### Short task
Please find all lines in the data that hold the string "apply" and copy them.

### Supplied entries
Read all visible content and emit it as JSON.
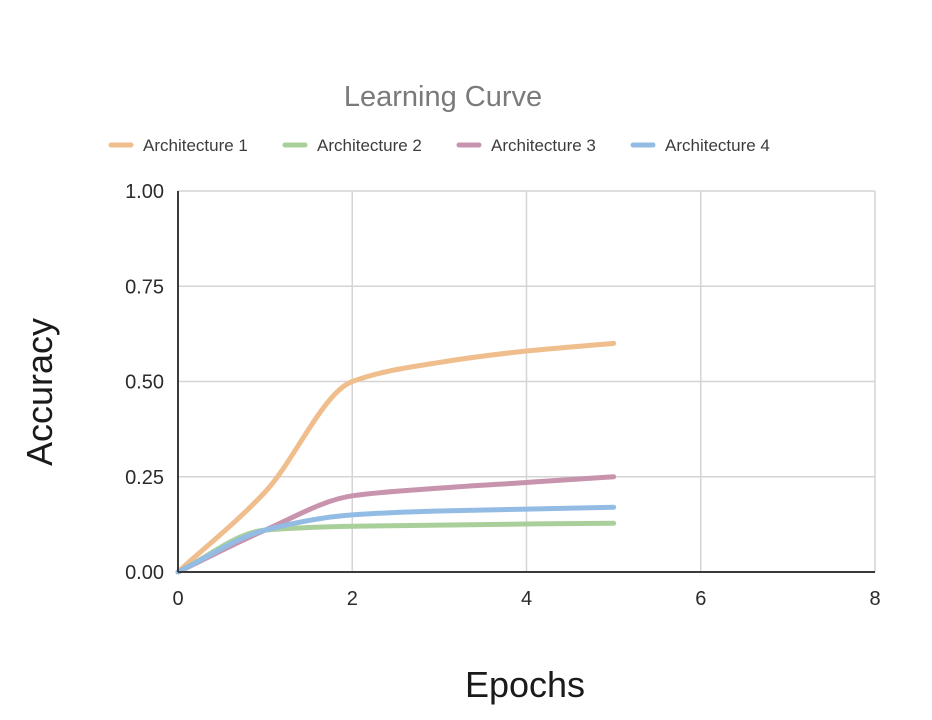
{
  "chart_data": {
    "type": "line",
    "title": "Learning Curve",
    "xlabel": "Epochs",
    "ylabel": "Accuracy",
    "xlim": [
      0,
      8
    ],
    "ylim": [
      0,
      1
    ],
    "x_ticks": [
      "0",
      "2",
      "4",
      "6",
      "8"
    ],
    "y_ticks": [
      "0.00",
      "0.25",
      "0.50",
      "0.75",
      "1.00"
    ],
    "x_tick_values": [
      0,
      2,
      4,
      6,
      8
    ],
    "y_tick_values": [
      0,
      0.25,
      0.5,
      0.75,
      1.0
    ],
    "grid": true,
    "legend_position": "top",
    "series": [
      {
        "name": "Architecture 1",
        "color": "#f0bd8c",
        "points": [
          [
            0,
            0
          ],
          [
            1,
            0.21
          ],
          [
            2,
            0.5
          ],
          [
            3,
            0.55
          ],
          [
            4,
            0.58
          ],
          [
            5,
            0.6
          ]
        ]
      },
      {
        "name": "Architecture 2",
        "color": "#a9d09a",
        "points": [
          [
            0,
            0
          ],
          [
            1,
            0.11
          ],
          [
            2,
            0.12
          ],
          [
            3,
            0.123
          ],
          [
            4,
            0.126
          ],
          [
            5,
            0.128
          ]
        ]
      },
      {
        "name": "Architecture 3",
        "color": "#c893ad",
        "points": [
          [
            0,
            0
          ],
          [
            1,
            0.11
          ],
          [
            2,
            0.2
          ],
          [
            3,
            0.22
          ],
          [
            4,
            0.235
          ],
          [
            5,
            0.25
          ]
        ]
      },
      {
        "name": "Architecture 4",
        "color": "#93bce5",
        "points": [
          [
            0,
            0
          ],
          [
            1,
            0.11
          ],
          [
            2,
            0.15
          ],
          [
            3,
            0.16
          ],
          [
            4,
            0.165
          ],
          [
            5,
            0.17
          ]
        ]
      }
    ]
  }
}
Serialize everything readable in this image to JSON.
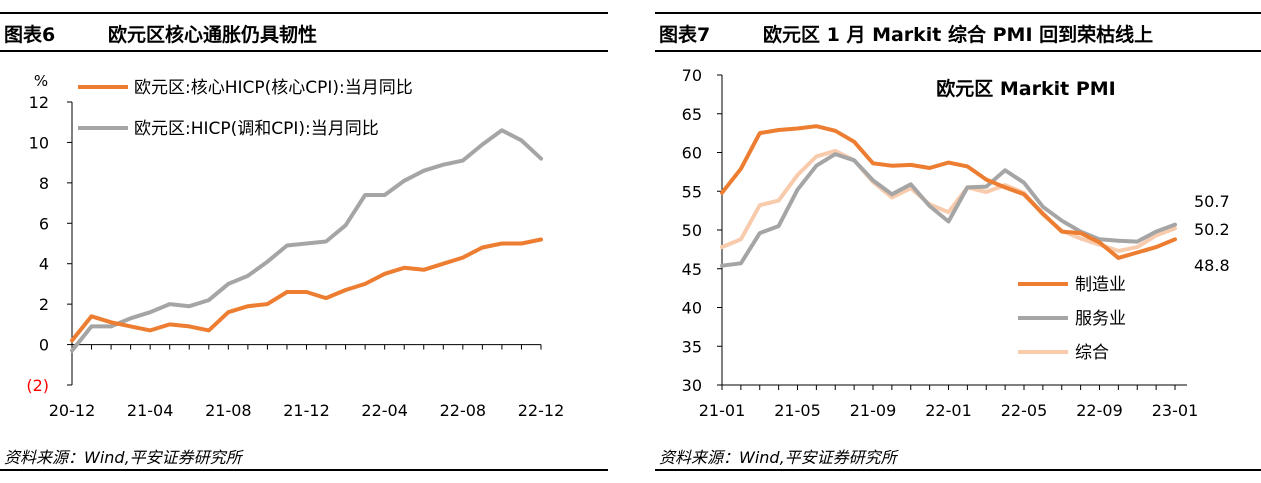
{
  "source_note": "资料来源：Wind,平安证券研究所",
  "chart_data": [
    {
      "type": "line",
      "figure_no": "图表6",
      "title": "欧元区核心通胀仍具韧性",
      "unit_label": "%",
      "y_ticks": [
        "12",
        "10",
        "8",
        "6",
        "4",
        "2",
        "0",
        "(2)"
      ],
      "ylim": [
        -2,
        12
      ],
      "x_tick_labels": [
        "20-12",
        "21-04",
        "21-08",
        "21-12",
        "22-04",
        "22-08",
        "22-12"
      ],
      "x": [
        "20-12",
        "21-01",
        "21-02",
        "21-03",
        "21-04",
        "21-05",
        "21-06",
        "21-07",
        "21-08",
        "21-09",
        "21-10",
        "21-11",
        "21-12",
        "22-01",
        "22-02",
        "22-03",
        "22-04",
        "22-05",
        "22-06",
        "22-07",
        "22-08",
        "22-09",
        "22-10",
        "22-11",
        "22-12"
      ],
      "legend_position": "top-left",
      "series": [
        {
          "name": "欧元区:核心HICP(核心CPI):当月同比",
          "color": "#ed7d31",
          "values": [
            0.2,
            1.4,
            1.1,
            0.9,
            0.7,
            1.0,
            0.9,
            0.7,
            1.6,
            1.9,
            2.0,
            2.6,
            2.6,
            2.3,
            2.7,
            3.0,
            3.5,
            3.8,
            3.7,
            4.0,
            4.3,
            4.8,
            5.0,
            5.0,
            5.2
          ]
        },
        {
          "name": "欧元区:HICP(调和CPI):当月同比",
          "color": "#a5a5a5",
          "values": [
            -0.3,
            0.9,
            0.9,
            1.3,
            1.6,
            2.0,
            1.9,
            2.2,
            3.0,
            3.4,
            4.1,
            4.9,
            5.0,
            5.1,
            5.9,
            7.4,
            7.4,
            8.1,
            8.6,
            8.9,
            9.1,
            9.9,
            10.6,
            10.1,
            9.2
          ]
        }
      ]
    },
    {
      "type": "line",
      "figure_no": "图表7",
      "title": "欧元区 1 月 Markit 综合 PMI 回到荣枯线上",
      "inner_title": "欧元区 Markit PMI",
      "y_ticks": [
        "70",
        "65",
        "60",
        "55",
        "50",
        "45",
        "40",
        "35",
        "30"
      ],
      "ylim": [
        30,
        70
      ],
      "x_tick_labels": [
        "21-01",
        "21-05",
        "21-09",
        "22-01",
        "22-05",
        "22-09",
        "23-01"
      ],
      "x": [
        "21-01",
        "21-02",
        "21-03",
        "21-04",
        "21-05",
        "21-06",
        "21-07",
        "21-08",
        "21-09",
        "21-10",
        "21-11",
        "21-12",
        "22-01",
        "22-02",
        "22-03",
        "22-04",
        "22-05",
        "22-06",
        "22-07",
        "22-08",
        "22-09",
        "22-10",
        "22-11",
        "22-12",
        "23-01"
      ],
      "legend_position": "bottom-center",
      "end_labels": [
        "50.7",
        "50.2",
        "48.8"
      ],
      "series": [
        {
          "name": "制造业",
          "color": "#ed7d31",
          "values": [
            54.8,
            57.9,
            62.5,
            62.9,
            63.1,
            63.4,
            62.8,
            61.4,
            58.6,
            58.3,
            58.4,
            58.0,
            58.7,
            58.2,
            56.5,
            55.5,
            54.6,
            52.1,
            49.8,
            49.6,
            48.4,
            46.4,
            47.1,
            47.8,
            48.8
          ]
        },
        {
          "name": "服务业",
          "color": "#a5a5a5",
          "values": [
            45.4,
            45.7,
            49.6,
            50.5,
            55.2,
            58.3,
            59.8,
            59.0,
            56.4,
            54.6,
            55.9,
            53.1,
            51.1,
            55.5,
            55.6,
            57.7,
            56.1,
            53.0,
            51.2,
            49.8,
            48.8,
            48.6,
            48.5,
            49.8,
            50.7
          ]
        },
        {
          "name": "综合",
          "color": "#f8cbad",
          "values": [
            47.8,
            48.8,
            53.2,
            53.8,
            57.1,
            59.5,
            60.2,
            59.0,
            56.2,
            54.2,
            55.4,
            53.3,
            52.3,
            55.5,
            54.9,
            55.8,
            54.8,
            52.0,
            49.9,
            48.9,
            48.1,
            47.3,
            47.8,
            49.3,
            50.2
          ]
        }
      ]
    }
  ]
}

==

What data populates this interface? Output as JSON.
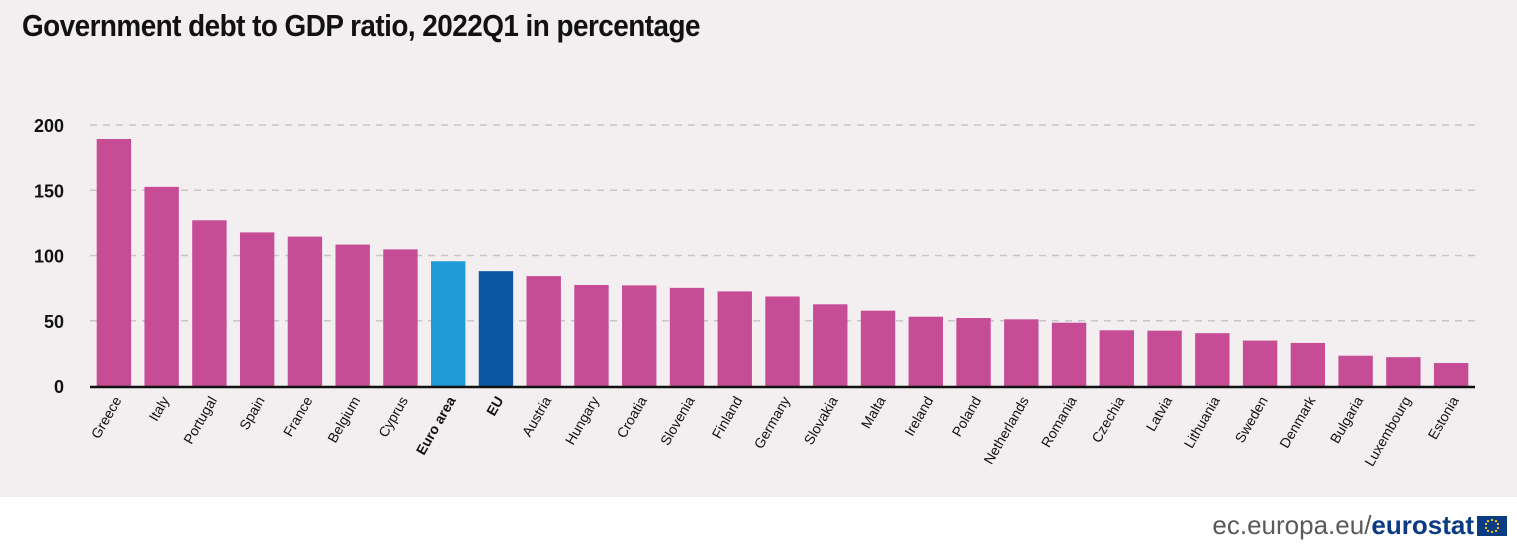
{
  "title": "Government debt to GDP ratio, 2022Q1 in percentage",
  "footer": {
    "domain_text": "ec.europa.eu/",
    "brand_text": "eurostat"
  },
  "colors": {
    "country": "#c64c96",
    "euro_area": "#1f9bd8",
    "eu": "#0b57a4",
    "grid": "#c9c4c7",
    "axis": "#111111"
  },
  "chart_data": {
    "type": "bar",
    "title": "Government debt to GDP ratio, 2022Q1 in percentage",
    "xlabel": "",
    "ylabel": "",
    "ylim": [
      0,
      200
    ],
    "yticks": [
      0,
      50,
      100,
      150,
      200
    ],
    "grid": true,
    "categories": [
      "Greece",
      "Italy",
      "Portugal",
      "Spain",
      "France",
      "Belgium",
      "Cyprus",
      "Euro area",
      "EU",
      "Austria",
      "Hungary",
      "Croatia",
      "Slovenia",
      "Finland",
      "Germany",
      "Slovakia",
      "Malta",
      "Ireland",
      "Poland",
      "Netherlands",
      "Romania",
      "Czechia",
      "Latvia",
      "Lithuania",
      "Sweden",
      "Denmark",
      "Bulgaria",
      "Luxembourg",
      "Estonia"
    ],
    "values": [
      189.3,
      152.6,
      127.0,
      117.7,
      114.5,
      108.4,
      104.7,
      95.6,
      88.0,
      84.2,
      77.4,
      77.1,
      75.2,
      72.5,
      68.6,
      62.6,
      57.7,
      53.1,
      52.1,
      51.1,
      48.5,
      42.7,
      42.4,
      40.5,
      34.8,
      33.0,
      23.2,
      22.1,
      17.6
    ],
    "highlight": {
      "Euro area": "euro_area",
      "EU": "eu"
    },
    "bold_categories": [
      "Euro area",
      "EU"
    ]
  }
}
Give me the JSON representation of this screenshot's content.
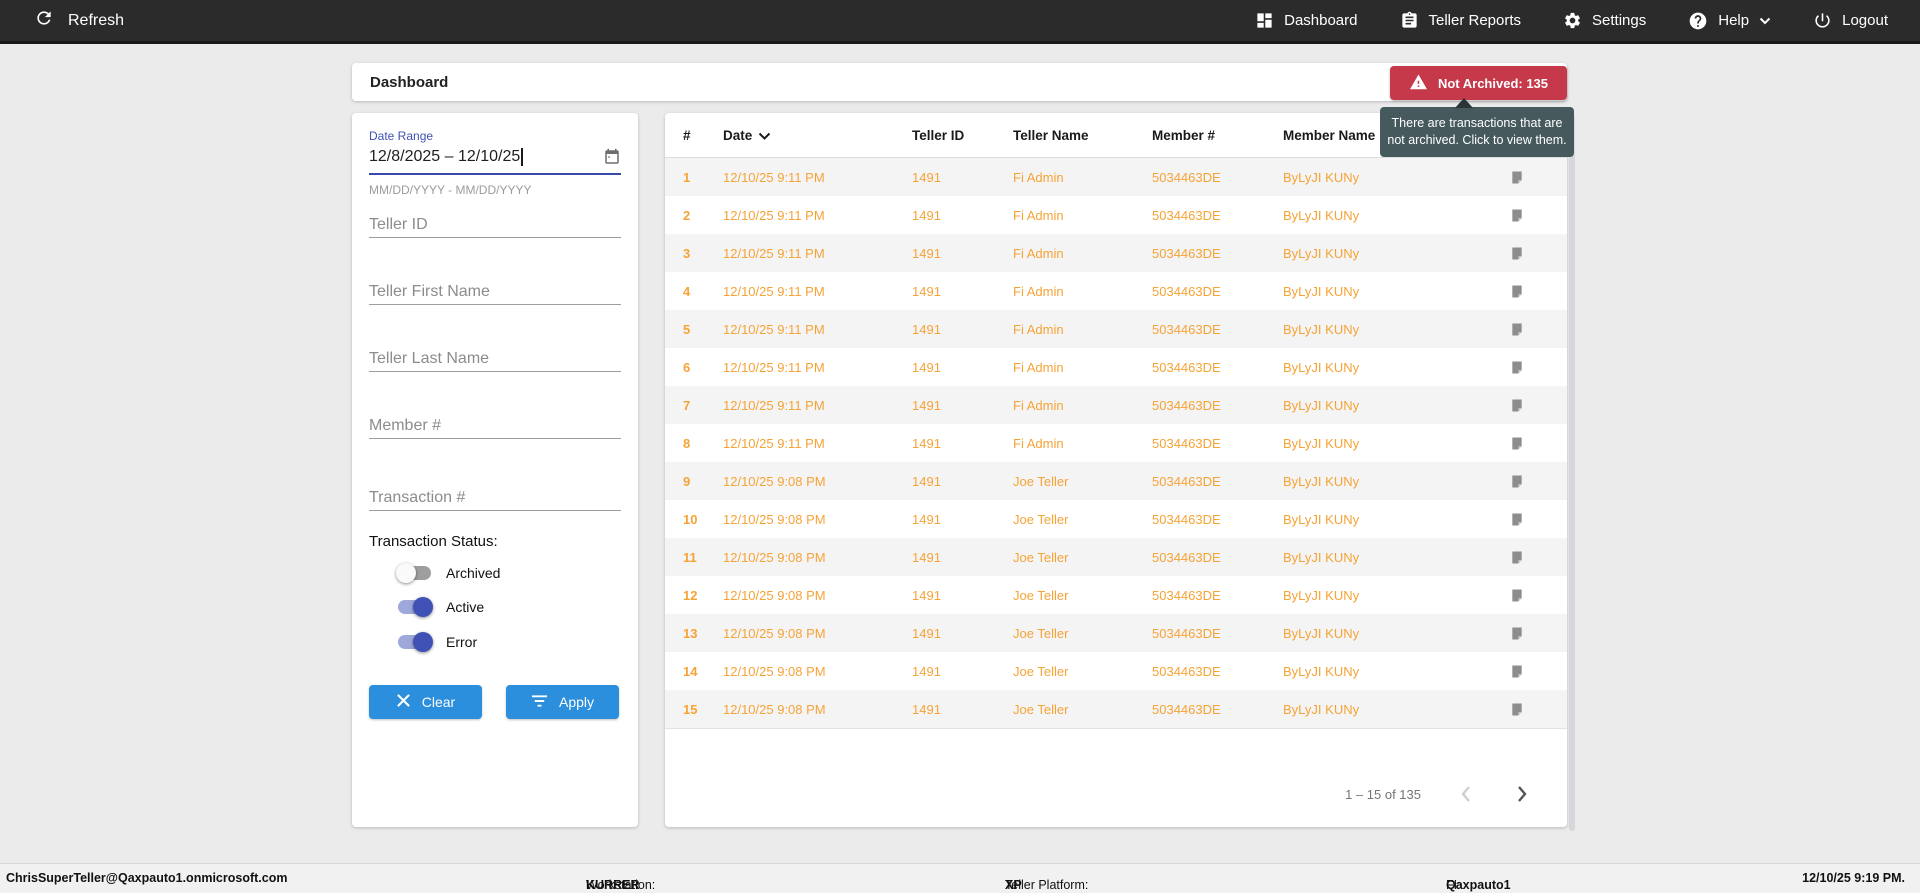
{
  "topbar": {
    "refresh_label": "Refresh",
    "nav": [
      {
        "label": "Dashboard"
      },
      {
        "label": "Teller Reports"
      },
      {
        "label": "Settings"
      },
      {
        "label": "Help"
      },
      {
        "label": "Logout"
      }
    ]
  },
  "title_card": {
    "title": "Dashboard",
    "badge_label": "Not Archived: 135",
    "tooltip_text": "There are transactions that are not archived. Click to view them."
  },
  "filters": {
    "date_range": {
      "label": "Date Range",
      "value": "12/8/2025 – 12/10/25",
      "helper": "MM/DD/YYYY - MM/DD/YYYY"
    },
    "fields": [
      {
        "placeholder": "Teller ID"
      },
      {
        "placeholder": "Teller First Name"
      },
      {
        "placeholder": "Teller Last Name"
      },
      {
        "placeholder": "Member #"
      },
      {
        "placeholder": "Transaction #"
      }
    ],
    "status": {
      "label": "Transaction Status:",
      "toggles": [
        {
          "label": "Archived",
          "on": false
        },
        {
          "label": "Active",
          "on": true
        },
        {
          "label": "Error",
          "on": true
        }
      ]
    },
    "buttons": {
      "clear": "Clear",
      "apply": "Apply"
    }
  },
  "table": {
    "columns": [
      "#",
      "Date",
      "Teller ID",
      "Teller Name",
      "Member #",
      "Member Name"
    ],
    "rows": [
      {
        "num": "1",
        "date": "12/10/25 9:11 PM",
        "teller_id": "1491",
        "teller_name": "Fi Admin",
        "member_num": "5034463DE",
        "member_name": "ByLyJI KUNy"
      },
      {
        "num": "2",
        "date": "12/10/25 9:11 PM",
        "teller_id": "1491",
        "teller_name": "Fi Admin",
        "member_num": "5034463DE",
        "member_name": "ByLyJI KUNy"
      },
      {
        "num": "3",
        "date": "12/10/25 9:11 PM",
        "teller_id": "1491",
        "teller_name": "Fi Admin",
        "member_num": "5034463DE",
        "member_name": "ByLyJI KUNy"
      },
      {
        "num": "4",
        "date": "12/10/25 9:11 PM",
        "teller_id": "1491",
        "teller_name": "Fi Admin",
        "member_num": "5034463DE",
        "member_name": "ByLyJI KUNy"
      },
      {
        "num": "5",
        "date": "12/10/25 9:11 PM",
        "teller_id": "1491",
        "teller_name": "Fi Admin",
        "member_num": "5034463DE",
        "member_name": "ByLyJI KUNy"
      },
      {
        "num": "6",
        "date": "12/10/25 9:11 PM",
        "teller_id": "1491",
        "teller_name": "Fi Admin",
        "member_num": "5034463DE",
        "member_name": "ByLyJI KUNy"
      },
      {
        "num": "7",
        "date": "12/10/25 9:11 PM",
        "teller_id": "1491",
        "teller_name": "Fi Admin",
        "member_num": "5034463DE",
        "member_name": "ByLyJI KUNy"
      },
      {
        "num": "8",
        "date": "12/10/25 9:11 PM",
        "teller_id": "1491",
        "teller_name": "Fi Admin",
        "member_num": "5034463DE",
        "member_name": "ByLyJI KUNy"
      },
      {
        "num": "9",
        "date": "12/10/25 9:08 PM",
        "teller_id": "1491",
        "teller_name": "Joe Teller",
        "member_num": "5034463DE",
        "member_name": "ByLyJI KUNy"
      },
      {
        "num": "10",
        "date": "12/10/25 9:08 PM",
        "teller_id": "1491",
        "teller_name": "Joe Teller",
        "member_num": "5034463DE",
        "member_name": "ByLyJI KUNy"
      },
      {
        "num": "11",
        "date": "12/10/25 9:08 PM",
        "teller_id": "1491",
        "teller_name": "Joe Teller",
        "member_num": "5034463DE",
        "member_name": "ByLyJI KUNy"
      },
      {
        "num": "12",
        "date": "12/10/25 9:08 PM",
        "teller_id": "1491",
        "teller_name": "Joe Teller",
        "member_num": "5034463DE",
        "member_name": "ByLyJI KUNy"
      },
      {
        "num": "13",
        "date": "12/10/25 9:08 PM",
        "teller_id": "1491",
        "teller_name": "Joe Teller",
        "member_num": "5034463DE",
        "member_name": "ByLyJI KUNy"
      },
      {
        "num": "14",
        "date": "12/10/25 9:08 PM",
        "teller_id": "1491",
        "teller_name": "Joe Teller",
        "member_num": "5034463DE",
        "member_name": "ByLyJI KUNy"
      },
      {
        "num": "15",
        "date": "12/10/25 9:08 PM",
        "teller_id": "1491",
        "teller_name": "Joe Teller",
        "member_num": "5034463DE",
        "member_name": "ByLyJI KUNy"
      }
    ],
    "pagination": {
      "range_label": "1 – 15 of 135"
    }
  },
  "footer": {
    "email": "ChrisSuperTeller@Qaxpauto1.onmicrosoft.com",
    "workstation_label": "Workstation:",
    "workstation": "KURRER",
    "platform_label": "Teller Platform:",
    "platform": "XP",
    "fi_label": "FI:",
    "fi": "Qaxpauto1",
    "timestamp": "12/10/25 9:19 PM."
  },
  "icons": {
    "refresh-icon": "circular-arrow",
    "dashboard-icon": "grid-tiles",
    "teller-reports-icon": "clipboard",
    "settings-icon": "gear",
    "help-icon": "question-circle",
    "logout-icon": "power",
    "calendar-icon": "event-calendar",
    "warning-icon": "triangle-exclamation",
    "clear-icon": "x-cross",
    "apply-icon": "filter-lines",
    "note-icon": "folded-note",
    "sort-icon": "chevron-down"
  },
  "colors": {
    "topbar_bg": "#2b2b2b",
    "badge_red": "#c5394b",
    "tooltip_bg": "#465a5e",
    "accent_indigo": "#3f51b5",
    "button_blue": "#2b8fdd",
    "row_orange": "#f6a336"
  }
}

### Response to the exercise
      "apply": "Apply"
    "apply-icon": "filter-lines",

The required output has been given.